Job: Return a copy of every line in the records that includes the word "color".

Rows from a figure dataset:

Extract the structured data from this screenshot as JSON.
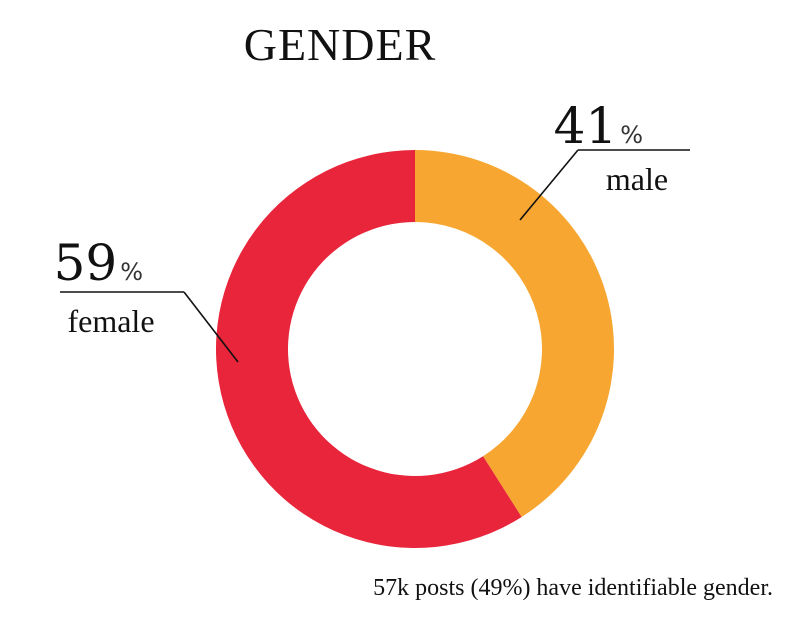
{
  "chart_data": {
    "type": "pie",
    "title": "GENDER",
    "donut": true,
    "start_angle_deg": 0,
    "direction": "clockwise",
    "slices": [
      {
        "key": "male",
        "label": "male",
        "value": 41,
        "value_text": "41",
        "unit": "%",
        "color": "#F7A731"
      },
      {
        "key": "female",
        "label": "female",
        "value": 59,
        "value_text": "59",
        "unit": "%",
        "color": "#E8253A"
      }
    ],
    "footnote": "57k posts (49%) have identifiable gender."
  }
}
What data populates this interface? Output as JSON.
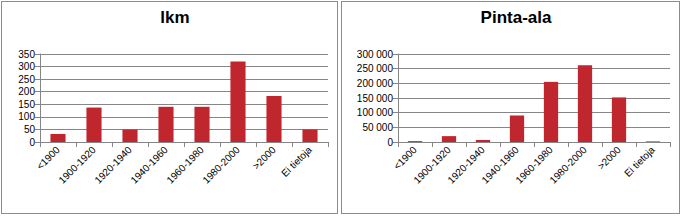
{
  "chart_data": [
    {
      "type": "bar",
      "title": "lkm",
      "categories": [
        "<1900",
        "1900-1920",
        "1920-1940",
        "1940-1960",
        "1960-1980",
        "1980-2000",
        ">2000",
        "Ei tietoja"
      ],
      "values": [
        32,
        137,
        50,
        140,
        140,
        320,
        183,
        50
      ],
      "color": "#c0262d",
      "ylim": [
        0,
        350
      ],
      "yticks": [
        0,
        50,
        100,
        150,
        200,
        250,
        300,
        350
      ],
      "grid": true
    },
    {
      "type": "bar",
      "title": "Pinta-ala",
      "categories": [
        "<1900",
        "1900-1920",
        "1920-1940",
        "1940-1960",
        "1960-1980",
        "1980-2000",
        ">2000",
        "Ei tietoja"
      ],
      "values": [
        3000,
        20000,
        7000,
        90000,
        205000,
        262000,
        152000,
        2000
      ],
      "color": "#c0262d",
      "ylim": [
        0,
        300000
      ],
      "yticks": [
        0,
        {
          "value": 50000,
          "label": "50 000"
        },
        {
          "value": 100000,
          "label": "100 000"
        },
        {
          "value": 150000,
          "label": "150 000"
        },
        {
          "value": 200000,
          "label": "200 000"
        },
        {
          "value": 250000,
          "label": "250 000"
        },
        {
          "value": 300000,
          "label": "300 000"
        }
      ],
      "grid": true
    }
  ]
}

Answer to this exercise:
        "color": "#F7A731"
        "color": "#E8253A"
      "color": "#c0262d",
      "color": "#c0262d",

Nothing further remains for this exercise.